===== Material =====

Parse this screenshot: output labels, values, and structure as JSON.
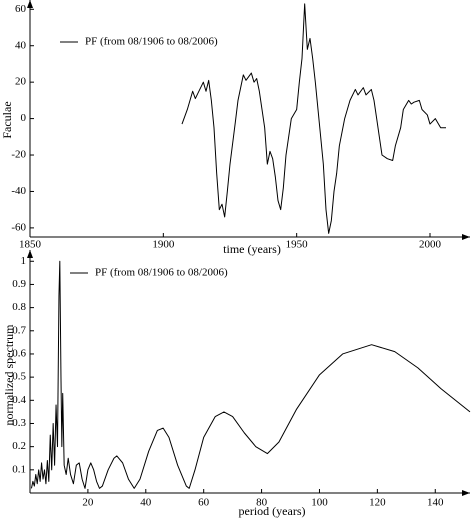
{
  "chart_data": [
    {
      "type": "line",
      "xlabel": "time (years)",
      "ylabel": "Faculae",
      "x": [
        1907,
        1909,
        1911,
        1912,
        1913,
        1915,
        1916,
        1917,
        1918,
        1919,
        1920,
        1921,
        1922,
        1923,
        1924,
        1925,
        1927,
        1928,
        1930,
        1931,
        1933,
        1934,
        1935,
        1936,
        1937,
        1938,
        1939,
        1940,
        1941,
        1942,
        1943,
        1944,
        1945,
        1946,
        1948,
        1950,
        1951,
        1952,
        1953,
        1954,
        1955,
        1956,
        1957,
        1958,
        1959,
        1960,
        1961,
        1962,
        1963,
        1964,
        1965,
        1966,
        1968,
        1970,
        1972,
        1973,
        1975,
        1976,
        1978,
        1979,
        1980,
        1981,
        1982,
        1984,
        1986,
        1987,
        1989,
        1990,
        1992,
        1993,
        1994,
        1996,
        1997,
        1999,
        2000,
        2002,
        2004,
        2006
      ],
      "series": [
        {
          "name": "PF (from 08/1906 to 08/2006)",
          "color": "#000000",
          "values": [
            -3,
            5,
            15,
            11,
            14,
            20,
            15,
            21,
            10,
            -5,
            -30,
            -50,
            -47,
            -54,
            -40,
            -25,
            -2,
            10,
            24,
            21,
            25,
            20,
            22,
            15,
            5,
            -5,
            -25,
            -18,
            -22,
            -32,
            -45,
            -50,
            -38,
            -20,
            0,
            5,
            20,
            33,
            63,
            38,
            44,
            33,
            20,
            5,
            -10,
            -25,
            -50,
            -63,
            -56,
            -40,
            -30,
            -15,
            0,
            10,
            16,
            13,
            17,
            13,
            16,
            10,
            0,
            -10,
            -20,
            -22,
            -23,
            -15,
            -5,
            5,
            10,
            8,
            9,
            10,
            5,
            2,
            -3,
            0,
            -5,
            -5
          ]
        }
      ],
      "xlim": [
        1850,
        2015
      ],
      "xticks": [
        1850,
        1900,
        1950,
        2000
      ],
      "ylim": [
        -65,
        64
      ],
      "yticks": [
        -60,
        -40,
        -20,
        0,
        20,
        40,
        60
      ],
      "legend": "upper left"
    },
    {
      "type": "line",
      "xlabel": "period (years)",
      "ylabel": "normalized spectrum",
      "x": [
        0.5,
        1,
        1.5,
        2,
        2.5,
        3,
        3.5,
        4,
        4.5,
        5,
        5.5,
        6,
        6.5,
        7,
        7.5,
        8,
        8.5,
        9,
        9.5,
        10,
        10.3,
        10.7,
        11,
        11.3,
        11.8,
        12.5,
        13.2,
        14,
        15,
        16,
        17,
        18,
        19,
        20,
        21,
        22,
        23,
        24,
        25,
        27,
        29,
        30,
        32,
        34,
        36,
        38,
        41,
        44,
        46,
        48,
        51,
        54,
        55,
        57,
        60,
        64,
        67,
        70,
        74,
        78,
        82,
        86,
        92,
        100,
        108,
        118,
        126,
        134,
        142,
        152
      ],
      "series": [
        {
          "name": "PF (from 08/1906 to 08/2006)",
          "color": "#000000",
          "values": [
            0.02,
            0.05,
            0.03,
            0.08,
            0.04,
            0.1,
            0.05,
            0.13,
            0.06,
            0.1,
            0.04,
            0.14,
            0.05,
            0.25,
            0.1,
            0.3,
            0.12,
            0.38,
            0.2,
            0.85,
            1.0,
            0.5,
            0.2,
            0.43,
            0.12,
            0.08,
            0.15,
            0.08,
            0.04,
            0.12,
            0.13,
            0.06,
            0.02,
            0.1,
            0.13,
            0.1,
            0.05,
            0.02,
            0.03,
            0.1,
            0.15,
            0.16,
            0.13,
            0.06,
            0.02,
            0.06,
            0.18,
            0.27,
            0.28,
            0.24,
            0.12,
            0.03,
            0.02,
            0.1,
            0.24,
            0.33,
            0.35,
            0.33,
            0.26,
            0.2,
            0.17,
            0.22,
            0.36,
            0.51,
            0.6,
            0.64,
            0.61,
            0.54,
            0.45,
            0.35
          ]
        }
      ],
      "xlim": [
        0,
        152
      ],
      "xticks": [
        20,
        40,
        60,
        80,
        100,
        120,
        140
      ],
      "ylim": [
        0,
        1.04
      ],
      "yticks": [
        0.1,
        0.2,
        0.3,
        0.4,
        0.5,
        0.6,
        0.7,
        0.8,
        0.9,
        1
      ],
      "legend": "upper left"
    }
  ]
}
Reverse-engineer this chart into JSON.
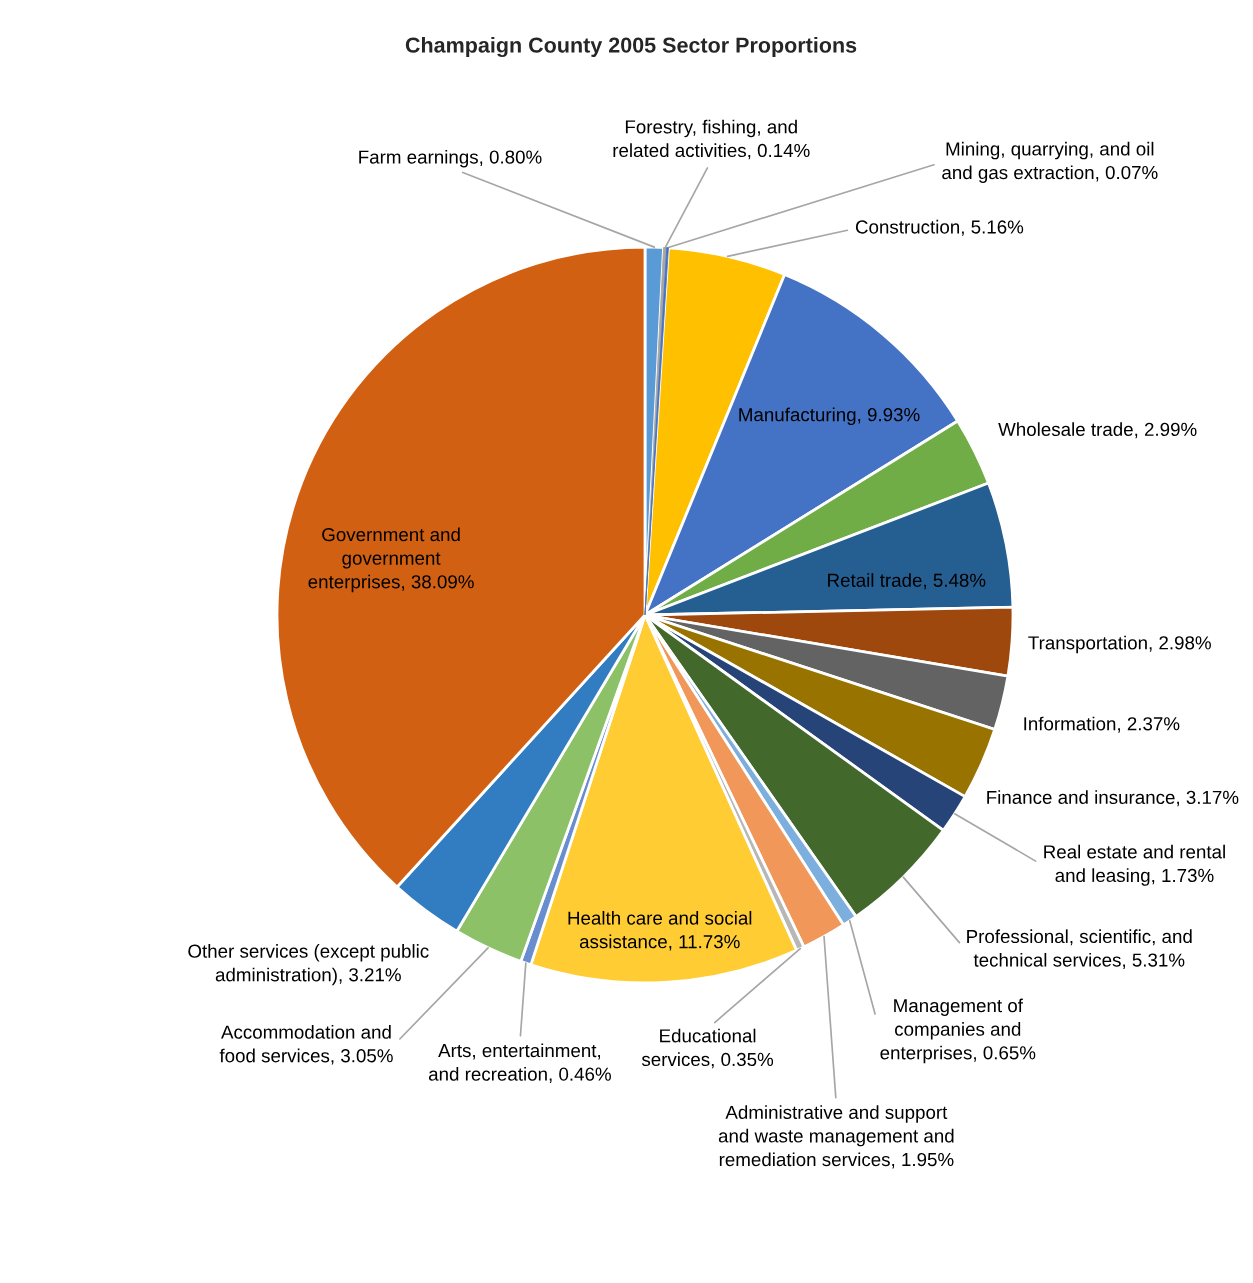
{
  "chart_data": {
    "type": "pie",
    "title": "Champaign County 2005 Sector Proportions",
    "categories": [
      "Farm earnings",
      "Forestry, fishing, and related activities",
      "Mining, quarrying, and oil and gas extraction",
      "Construction",
      "Manufacturing",
      "Wholesale trade",
      "Retail trade",
      "Transportation",
      "Information",
      "Finance and insurance",
      "Real estate and rental and leasing",
      "Professional, scientific, and technical services",
      "Management of companies and enterprises",
      "Administrative and support and waste management and remediation services",
      "Educational services",
      "Health care and social assistance",
      "Arts, entertainment, and recreation",
      "Accommodation and food services",
      "Other services (except public administration)",
      "Government and government enterprises"
    ],
    "values": [
      0.8,
      0.14,
      0.07,
      5.16,
      9.93,
      2.99,
      5.48,
      2.98,
      2.37,
      3.17,
      1.73,
      5.31,
      0.65,
      1.95,
      0.35,
      11.73,
      0.46,
      3.05,
      3.21,
      38.09
    ],
    "value_labels": [
      "0.80%",
      "0.14%",
      "0.07%",
      "5.16%",
      "9.93%",
      "2.99%",
      "5.48%",
      "2.98%",
      "2.37%",
      "3.17%",
      "1.73%",
      "5.31%",
      "0.65%",
      "1.95%",
      "0.35%",
      "11.73%",
      "0.46%",
      "3.05%",
      "3.21%",
      "38.09%"
    ],
    "colors": [
      "#5b9bd5",
      "#a5a5a5",
      "#4472c4",
      "#ffc000",
      "#4472c4",
      "#70ad47",
      "#255e91",
      "#9e480e",
      "#636363",
      "#997300",
      "#264478",
      "#43682b",
      "#7cafdd",
      "#f1975a",
      "#b7b7b7",
      "#ffcd33",
      "#698ed0",
      "#8cc168",
      "#327dc2",
      "#d26012"
    ]
  }
}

=====

Lines containing the string "services" are to be selected and copied.

* [Solution]:
      "Professional, scientific, and technical services",
      "Administrative and support and waste management and remediation services",
      "Educational services",
      "Accommodation and food services",
      "Other services (except public administration)",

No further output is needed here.